**Job:**
Gather each line of the entries below that includes "frac".

* * * * * * *

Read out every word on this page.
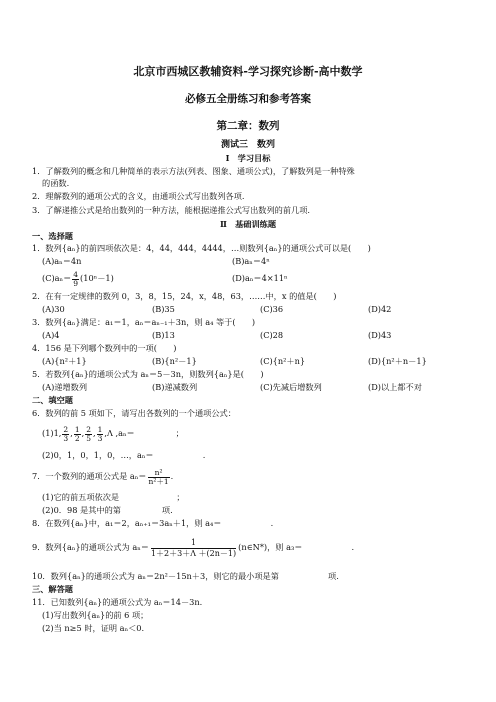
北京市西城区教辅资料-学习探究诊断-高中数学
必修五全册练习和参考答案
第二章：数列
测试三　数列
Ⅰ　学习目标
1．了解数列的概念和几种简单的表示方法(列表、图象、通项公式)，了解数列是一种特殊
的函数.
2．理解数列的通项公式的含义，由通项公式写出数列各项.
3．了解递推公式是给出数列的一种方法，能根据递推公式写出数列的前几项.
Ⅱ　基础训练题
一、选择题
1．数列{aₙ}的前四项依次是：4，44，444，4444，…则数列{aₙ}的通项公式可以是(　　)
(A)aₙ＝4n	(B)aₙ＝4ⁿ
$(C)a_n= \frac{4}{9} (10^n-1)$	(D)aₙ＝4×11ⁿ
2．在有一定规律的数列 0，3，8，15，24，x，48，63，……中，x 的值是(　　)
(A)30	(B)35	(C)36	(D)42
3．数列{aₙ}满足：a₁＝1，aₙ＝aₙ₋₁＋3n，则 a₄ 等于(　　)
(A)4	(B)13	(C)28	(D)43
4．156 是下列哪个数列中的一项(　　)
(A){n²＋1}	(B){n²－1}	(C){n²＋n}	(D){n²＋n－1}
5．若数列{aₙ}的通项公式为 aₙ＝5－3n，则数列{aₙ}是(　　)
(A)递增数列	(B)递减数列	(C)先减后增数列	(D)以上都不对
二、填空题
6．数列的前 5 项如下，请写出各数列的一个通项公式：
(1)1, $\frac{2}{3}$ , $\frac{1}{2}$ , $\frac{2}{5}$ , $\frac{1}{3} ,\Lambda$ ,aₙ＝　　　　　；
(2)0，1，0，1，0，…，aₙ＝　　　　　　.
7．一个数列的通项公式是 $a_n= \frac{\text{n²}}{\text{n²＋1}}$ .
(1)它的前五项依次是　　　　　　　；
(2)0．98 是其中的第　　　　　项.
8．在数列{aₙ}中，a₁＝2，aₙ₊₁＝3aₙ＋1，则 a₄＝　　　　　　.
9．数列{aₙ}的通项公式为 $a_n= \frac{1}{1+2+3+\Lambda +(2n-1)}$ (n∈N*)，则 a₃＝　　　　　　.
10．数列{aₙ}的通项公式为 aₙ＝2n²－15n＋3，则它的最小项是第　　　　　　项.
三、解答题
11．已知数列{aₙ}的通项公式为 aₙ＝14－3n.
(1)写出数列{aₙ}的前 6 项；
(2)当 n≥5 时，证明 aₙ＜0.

* * * * * * *

**Result:**
$(C)a_n= \frac{4}{9} (10^n-1)$	(D)aₙ＝4×11ⁿ
(1)1, $\frac{2}{3}$ , $\frac{1}{2}$ , $\frac{2}{5}$ , $\frac{1}{3} ,\Lambda$ ,aₙ＝　　　　　；
7．一个数列的通项公式是 $a_n= \frac{\text{n²}}{\text{n²＋1}}$ .
9．数列{aₙ}的通项公式为 $a_n= \frac{1}{1+2+3+\Lambda +(2n-1)}$ (n∈N*)，则 a₃＝　　　　　　.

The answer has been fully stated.